● **WHAT THE EXERCISE ASKS**
Look for "quoq" in the listing below. Gather each line that contains it.

● **GIVEN RECORDS**
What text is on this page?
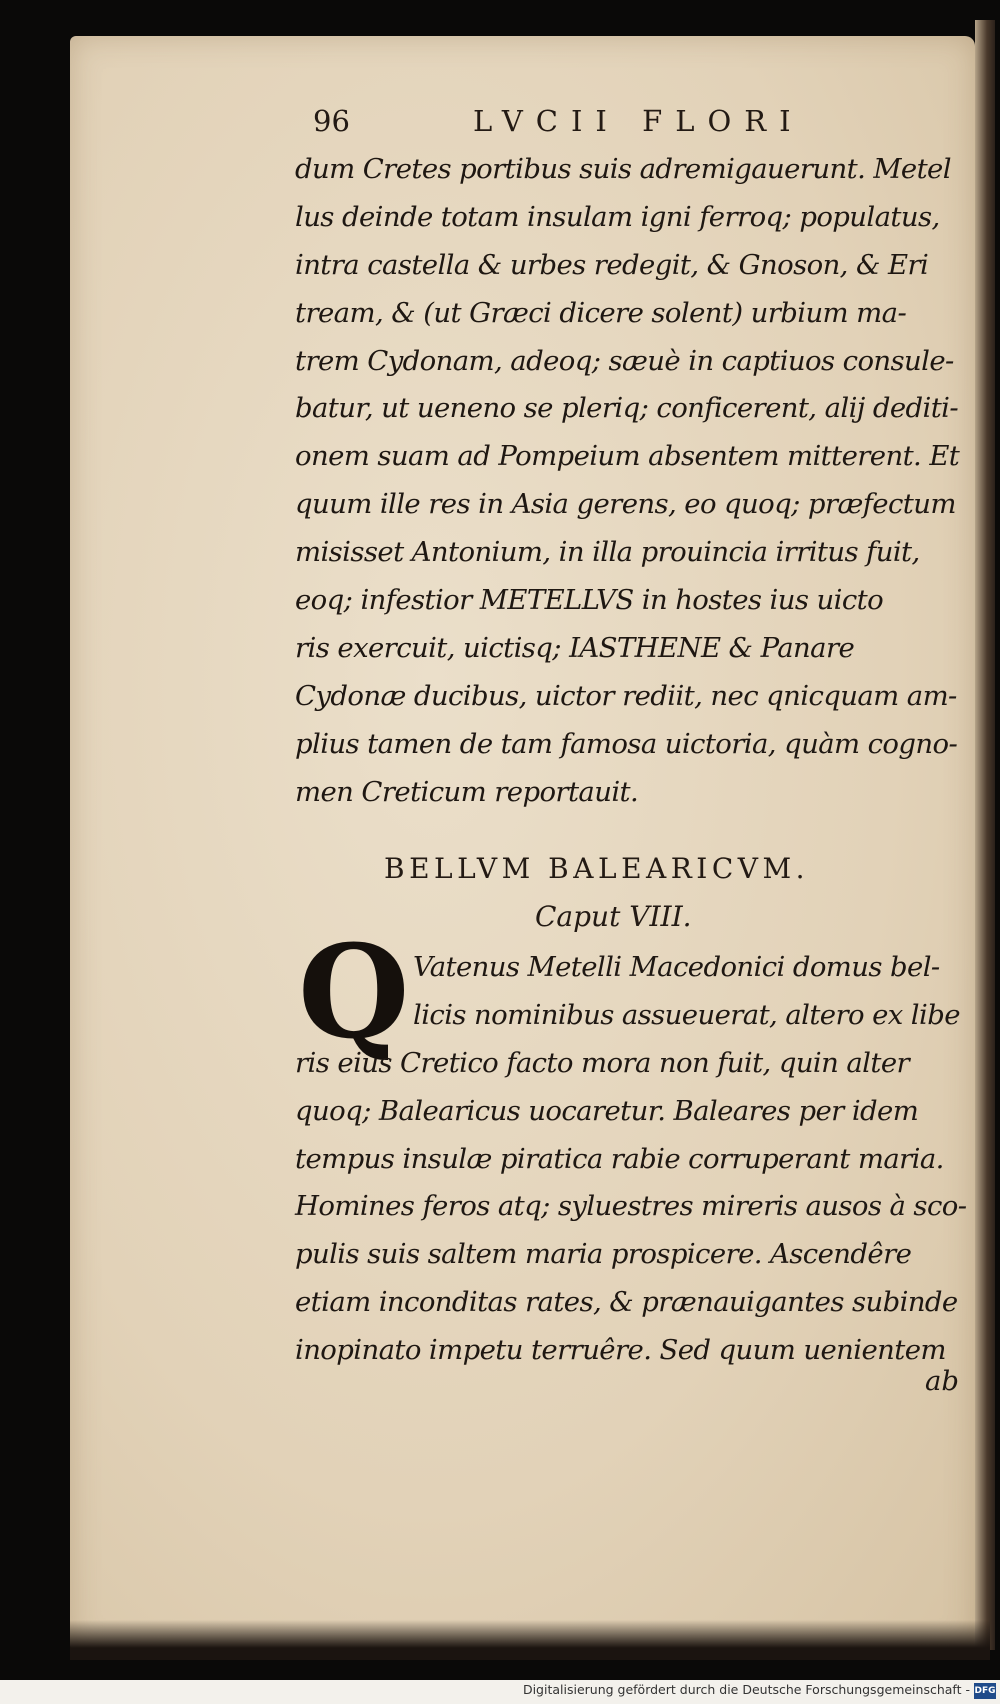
96	LVCII FLORI
dum Cretes portibus suis adremigauerunt. Metel
lus deinde totam insulam igni ferroq; populatus,
intra castella & urbes redegit, & Gnoson, & Eri
tream, & (ut Græci dicere solent) urbium ma-
trem Cydonam, adeoq; sæuè in captiuos consule-
batur, ut ueneno se pleriq; conficerent, alij dediti-
onem suam ad Pompeium absentem mitterent. Et
quum ille res in Asia gerens, eo quoq; præfectum
misisset Antonium, in illa prouincia irritus fuit,
eoq; infestior METELLVS in hostes ius uicto
ris exercuit, uictisq; IASTHENE & Panare
Cydonæ ducibus, uictor rediit, nec qnicquam am-
plius tamen de tam famosa uictoria, quàm cogno-
men Creticum reportauit.
BELLVM BALEARICVM.
Caput VIII.
Q Vatenus Metelli Macedonici domus bel-
licis nominibus assueuerat, altero ex libe
ris eius Cretico facto mora non fuit, quin alter
quoq; Balearicus uocaretur. Baleares per idem
tempus insulæ piratica rabie corruperant maria.
Homines feros atq; syluestres mireris ausos à sco-
pulis suis saltem maria prospicere. Ascendêre
etiam inconditas rates, & prænauigantes subinde
inopinato impetu terruêre. Sed quum uenientem
ab
Digitalisierung gefördert durch die Deutsche Forschungsgemeinschaft - DFG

● **PROBLEM SOLUTION**
quum ille res in Asia gerens, eo quoq; præfectum
quoq; Balearicus uocaretur. Baleares per idem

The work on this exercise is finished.